** A run of records **
★ ★ ★ ★ ★ ★ ★

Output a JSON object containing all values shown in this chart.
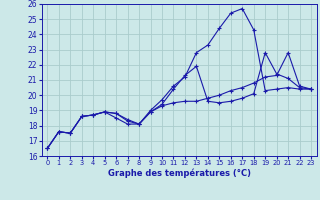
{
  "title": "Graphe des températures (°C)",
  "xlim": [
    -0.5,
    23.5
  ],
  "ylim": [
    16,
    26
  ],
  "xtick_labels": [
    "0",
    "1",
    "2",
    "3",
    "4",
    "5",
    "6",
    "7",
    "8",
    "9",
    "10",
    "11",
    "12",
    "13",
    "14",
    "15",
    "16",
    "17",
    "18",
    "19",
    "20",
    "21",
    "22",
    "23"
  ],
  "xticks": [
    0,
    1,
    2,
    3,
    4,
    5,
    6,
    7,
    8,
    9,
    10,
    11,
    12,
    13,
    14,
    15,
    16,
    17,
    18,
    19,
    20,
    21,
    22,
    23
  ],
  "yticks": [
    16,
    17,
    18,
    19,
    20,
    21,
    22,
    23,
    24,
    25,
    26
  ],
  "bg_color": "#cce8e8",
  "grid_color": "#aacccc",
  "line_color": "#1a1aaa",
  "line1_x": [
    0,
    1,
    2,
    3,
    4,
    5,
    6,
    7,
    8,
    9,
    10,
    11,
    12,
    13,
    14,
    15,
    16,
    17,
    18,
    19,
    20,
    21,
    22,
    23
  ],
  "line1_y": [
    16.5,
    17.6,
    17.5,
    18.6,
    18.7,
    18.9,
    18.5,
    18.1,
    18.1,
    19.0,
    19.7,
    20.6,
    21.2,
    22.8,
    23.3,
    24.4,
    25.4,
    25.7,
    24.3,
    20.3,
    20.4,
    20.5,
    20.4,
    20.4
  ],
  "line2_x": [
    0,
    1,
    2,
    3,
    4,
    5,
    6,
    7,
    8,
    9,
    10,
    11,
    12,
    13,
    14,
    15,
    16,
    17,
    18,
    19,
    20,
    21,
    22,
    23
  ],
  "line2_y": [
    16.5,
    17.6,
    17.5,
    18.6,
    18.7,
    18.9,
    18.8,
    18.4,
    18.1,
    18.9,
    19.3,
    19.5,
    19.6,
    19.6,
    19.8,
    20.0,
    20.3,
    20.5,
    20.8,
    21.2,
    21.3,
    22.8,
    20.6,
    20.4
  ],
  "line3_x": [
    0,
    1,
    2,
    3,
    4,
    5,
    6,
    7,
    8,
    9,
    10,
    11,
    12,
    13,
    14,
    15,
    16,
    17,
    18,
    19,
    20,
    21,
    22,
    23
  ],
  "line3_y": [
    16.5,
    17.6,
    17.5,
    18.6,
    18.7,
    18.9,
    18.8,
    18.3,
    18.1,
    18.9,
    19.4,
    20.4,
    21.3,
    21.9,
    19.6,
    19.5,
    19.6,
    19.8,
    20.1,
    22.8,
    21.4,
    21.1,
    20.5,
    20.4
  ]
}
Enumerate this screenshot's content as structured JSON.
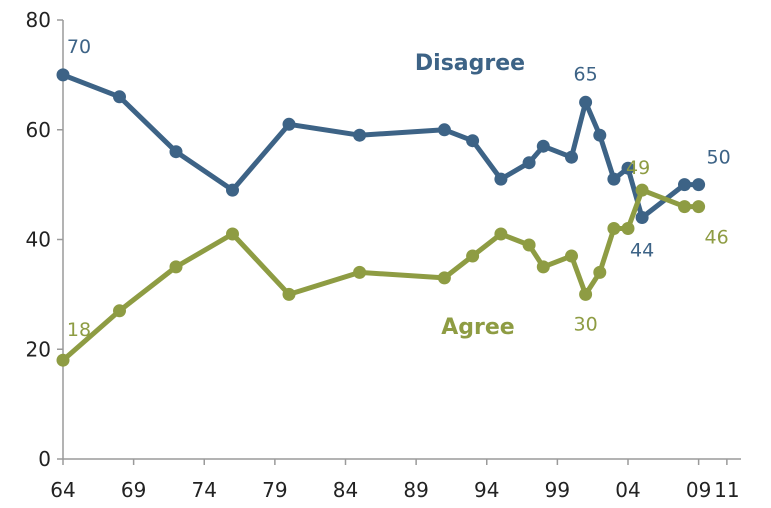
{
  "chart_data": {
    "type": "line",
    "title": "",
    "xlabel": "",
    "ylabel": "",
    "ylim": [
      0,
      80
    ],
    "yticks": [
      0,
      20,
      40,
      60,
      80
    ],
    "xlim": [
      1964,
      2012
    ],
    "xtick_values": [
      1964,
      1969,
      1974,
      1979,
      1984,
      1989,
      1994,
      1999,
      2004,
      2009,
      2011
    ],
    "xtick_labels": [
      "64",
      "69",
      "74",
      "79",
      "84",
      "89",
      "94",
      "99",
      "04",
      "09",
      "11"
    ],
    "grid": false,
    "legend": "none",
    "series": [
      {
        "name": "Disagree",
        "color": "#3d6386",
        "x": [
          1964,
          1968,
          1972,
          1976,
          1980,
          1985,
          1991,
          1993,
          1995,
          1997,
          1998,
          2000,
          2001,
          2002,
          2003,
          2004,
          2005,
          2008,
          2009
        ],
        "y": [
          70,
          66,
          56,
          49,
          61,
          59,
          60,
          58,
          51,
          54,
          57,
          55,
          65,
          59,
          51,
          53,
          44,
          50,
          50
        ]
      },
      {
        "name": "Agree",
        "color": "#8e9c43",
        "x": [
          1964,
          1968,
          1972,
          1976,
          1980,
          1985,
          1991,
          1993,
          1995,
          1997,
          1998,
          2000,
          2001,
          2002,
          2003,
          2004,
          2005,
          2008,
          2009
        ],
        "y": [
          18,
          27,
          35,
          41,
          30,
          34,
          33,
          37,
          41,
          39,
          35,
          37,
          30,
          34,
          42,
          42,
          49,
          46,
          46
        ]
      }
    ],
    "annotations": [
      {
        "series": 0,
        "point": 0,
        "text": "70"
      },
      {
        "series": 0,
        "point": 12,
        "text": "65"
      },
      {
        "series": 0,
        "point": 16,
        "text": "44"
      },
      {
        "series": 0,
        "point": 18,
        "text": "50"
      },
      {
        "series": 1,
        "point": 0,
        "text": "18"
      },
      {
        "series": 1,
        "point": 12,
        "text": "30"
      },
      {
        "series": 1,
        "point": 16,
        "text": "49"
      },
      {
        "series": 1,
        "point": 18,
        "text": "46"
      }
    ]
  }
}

★ ★ ★ ★ ★ ★ ★

** Short problem **
Repeat the material exactly as it reads, without any of its pictures.

** Answer below **
Output a JSON object containing all values shown in this chart.
{
  "title": "Graphe des températures (°C)",
  "xlim": [
    -0.5,
    23.5
  ],
  "ylim": [
    16,
    26
  ],
  "xtick_labels": [
    "0",
    "1",
    "2",
    "3",
    "4",
    "5",
    "6",
    "7",
    "8",
    "9",
    "10",
    "11",
    "12",
    "13",
    "14",
    "15",
    "16",
    "17",
    "18",
    "19",
    "20",
    "21",
    "22",
    "23"
  ],
  "xticks": [
    0,
    1,
    2,
    3,
    4,
    5,
    6,
    7,
    8,
    9,
    10,
    11,
    12,
    13,
    14,
    15,
    16,
    17,
    18,
    19,
    20,
    21,
    22,
    23
  ],
  "yticks": [
    16,
    17,
    18,
    19,
    20,
    21,
    22,
    23,
    24,
    25,
    26
  ],
  "bg_color": "#cce8e8",
  "grid_color": "#aacccc",
  "line_color": "#1a1aaa",
  "line1_x": [
    0,
    1,
    2,
    3,
    4,
    5,
    6,
    7,
    8,
    9,
    10,
    11,
    12,
    13,
    14,
    15,
    16,
    17,
    18,
    19,
    20,
    21,
    22,
    23
  ],
  "line1_y": [
    16.5,
    17.6,
    17.5,
    18.6,
    18.7,
    18.9,
    18.5,
    18.1,
    18.1,
    19.0,
    19.7,
    20.6,
    21.2,
    22.8,
    23.3,
    24.4,
    25.4,
    25.7,
    24.3,
    20.3,
    20.4,
    20.5,
    20.4,
    20.4
  ],
  "line2_x": [
    0,
    1,
    2,
    3,
    4,
    5,
    6,
    7,
    8,
    9,
    10,
    11,
    12,
    13,
    14,
    15,
    16,
    17,
    18,
    19,
    20,
    21,
    22,
    23
  ],
  "line2_y": [
    16.5,
    17.6,
    17.5,
    18.6,
    18.7,
    18.9,
    18.8,
    18.4,
    18.1,
    18.9,
    19.3,
    19.5,
    19.6,
    19.6,
    19.8,
    20.0,
    20.3,
    20.5,
    20.8,
    21.2,
    21.3,
    22.8,
    20.6,
    20.4
  ],
  "line3_x": [
    0,
    1,
    2,
    3,
    4,
    5,
    6,
    7,
    8,
    9,
    10,
    11,
    12,
    13,
    14,
    15,
    16,
    17,
    18,
    19,
    20,
    21,
    22,
    23
  ],
  "line3_y": [
    16.5,
    17.6,
    17.5,
    18.6,
    18.7,
    18.9,
    18.8,
    18.3,
    18.1,
    18.9,
    19.4,
    20.4,
    21.3,
    21.9,
    19.6,
    19.5,
    19.6,
    19.8,
    20.1,
    22.8,
    21.4,
    21.1,
    20.5,
    20.4
  ]
}
Enumerate this screenshot's content as structured JSON.
{
  "chart_data": {
    "type": "line",
    "title": "",
    "xlabel": "",
    "ylabel": "",
    "ylim": [
      0,
      80
    ],
    "yticks": [
      0,
      20,
      40,
      60,
      80
    ],
    "xlim": [
      1964,
      2012
    ],
    "xtick_values": [
      1964,
      1969,
      1974,
      1979,
      1984,
      1989,
      1994,
      1999,
      2004,
      2009,
      2011
    ],
    "xtick_labels": [
      "64",
      "69",
      "74",
      "79",
      "84",
      "89",
      "94",
      "99",
      "04",
      "09",
      "11"
    ],
    "grid": false,
    "legend": "none",
    "series": [
      {
        "name": "Disagree",
        "color": "#3d6386",
        "x": [
          1964,
          1968,
          1972,
          1976,
          1980,
          1985,
          1991,
          1993,
          1995,
          1997,
          1998,
          2000,
          2001,
          2002,
          2003,
          2004,
          2005,
          2008,
          2009
        ],
        "y": [
          70,
          66,
          56,
          49,
          61,
          59,
          60,
          58,
          51,
          54,
          57,
          55,
          65,
          59,
          51,
          53,
          44,
          50,
          50
        ]
      },
      {
        "name": "Agree",
        "color": "#8e9c43",
        "x": [
          1964,
          1968,
          1972,
          1976,
          1980,
          1985,
          1991,
          1993,
          1995,
          1997,
          1998,
          2000,
          2001,
          2002,
          2003,
          2004,
          2005,
          2008,
          2009
        ],
        "y": [
          18,
          27,
          35,
          41,
          30,
          34,
          33,
          37,
          41,
          39,
          35,
          37,
          30,
          34,
          42,
          42,
          49,
          46,
          46
        ]
      }
    ],
    "annotations": [
      {
        "series": 0,
        "point": 0,
        "text": "70"
      },
      {
        "series": 0,
        "point": 12,
        "text": "65"
      },
      {
        "series": 0,
        "point": 16,
        "text": "44"
      },
      {
        "series": 0,
        "point": 18,
        "text": "50"
      },
      {
        "series": 1,
        "point": 0,
        "text": "18"
      },
      {
        "series": 1,
        "point": 12,
        "text": "30"
      },
      {
        "series": 1,
        "point": 16,
        "text": "49"
      },
      {
        "series": 1,
        "point": 18,
        "text": "46"
      }
    ]
  }
}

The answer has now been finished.